Find each line with "你进入了" and copy it.
** START OF EXTRACTED ENTRIES **
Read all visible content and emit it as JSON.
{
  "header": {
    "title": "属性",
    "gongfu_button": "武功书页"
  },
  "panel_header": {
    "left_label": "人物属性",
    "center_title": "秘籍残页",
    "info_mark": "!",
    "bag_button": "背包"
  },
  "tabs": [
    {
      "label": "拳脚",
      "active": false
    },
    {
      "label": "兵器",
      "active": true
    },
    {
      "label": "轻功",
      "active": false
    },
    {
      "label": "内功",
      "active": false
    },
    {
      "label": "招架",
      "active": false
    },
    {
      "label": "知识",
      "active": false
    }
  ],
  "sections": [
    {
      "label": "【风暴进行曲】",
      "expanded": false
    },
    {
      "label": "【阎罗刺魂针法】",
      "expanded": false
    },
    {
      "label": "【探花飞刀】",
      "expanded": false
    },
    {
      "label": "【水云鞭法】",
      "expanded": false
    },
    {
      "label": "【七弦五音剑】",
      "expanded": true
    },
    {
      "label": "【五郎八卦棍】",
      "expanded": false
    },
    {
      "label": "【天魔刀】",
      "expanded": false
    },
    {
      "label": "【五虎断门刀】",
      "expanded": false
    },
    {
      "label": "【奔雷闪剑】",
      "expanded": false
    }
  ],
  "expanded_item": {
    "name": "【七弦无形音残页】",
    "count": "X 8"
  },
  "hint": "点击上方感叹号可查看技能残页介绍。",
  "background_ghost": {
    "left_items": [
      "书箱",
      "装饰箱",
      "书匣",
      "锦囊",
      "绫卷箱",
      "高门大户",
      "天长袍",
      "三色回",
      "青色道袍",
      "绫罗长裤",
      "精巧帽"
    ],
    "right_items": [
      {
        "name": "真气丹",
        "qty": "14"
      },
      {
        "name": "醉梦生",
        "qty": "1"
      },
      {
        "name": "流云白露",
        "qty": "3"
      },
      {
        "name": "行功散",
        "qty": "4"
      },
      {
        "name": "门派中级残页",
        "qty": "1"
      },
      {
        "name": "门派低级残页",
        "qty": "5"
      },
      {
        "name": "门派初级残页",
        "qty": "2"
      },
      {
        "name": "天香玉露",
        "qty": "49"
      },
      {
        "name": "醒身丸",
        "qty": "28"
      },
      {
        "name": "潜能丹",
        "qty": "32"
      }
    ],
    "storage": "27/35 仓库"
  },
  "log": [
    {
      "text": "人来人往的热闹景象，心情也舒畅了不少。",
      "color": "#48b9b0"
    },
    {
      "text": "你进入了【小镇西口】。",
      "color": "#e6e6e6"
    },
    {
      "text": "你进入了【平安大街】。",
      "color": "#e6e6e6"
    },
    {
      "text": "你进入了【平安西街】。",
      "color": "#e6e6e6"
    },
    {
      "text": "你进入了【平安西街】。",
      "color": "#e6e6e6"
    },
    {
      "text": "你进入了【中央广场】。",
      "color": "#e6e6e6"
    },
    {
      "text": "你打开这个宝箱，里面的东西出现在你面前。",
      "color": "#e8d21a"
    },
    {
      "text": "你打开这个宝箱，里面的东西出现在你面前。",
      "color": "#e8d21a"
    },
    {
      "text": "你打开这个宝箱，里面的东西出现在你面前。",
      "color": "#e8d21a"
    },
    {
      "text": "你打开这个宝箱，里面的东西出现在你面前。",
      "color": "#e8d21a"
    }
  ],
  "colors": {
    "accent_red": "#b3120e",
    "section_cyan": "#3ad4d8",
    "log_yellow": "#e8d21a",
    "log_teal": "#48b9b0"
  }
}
** END OF EXTRACTED ENTRIES **
▶ **WRITTEN ANSWER**
      "text": "你进入了【小镇西口】。",
      "text": "你进入了【平安大街】。",
      "text": "你进入了【平安西街】。",
      "text": "你进入了【平安西街】。",
      "text": "你进入了【中央广场】。",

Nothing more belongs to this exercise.